Task item
Transcribe each entry below exactly. Pictures do not go in the copy.

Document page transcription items
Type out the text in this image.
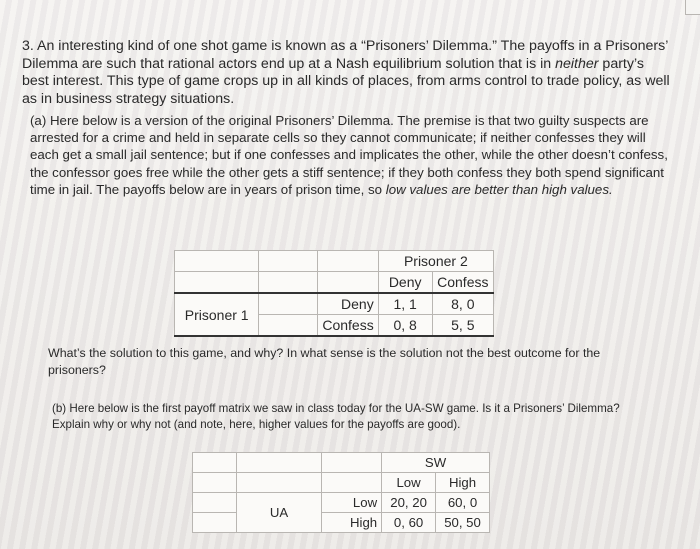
3. An interesting kind of one shot game is known as a “Prisoners’ Dilemma.” The payoffs in a Prisoners’ Dilemma are such that rational actors end up at a Nash equilibrium solution that is in neither party’s best interest. This type of game crops up in all kinds of places, from arms control to trade policy, as well as in business strategy situations.

(a) Here below is a version of the original Prisoners’ Dilemma. The premise is that two guilty suspects are arrested for a crime and held in separate cells so they cannot communicate; if neither confesses they will each get a small jail sentence; but if one confesses and implicates the other, while the other doesn’t confess, the confessor goes free while the other gets a stiff sentence; if they both confess they both spend significant time in jail. The payoffs below are in years of prison time, so low values are better than high values.

			Prisoner 2	
			Deny	Confess
Prisoner 1		Deny	1, 1	8, 0
		Confess	0, 8	5, 5

What’s the solution to this game, and why? In what sense is the solution not the best outcome for the prisoners?

(b) Here below is the first payoff matrix we saw in class today for the UA-SW game. Is it a Prisoners’ Dilemma? Explain why or why not (and note, here, higher values for the payoffs are good).

			SW	
			Low	High
	UA	Low	20, 20	60, 0
		High	0, 60	50, 50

Completed exercise
Type out the text in this image.
3. An interesting kind of one shot game is known as a “Prisoners’ Dilemma.” The payoffs in a Prisoners’ Dilemma are such that rational actors end up at a Nash equilibrium solution that is in neither party’s best interest. This type of game crops up in all kinds of places, from arms control to trade policy, as well as in business strategy situations.

(a) Here below is a version of the original Prisoners’ Dilemma. The premise is that two guilty suspects are arrested for a crime and held in separate cells so they cannot communicate; if neither confesses they will each get a small jail sentence; but if one confesses and implicates the other, while the other doesn’t confess, the confessor goes free while the other gets a stiff sentence; if they both confess they both spend significant time in jail. The payoffs below are in years of prison time, so low values are better than high values.

			Prisoner 2	
			Deny	Confess
Prisoner 1		Deny	1, 1	8, 0
		Confess	0, 8	5, 5

What’s the solution to this game, and why? In what sense is the solution not the best outcome for the prisoners?

(b) Here below is the first payoff matrix we saw in class today for the UA-SW game. Is it a Prisoners’ Dilemma? Explain why or why not (and note, here, higher values for the payoffs are good).

			SW	
			Low	High
	UA	Low	20, 20	60, 0
		High	0, 60	50, 50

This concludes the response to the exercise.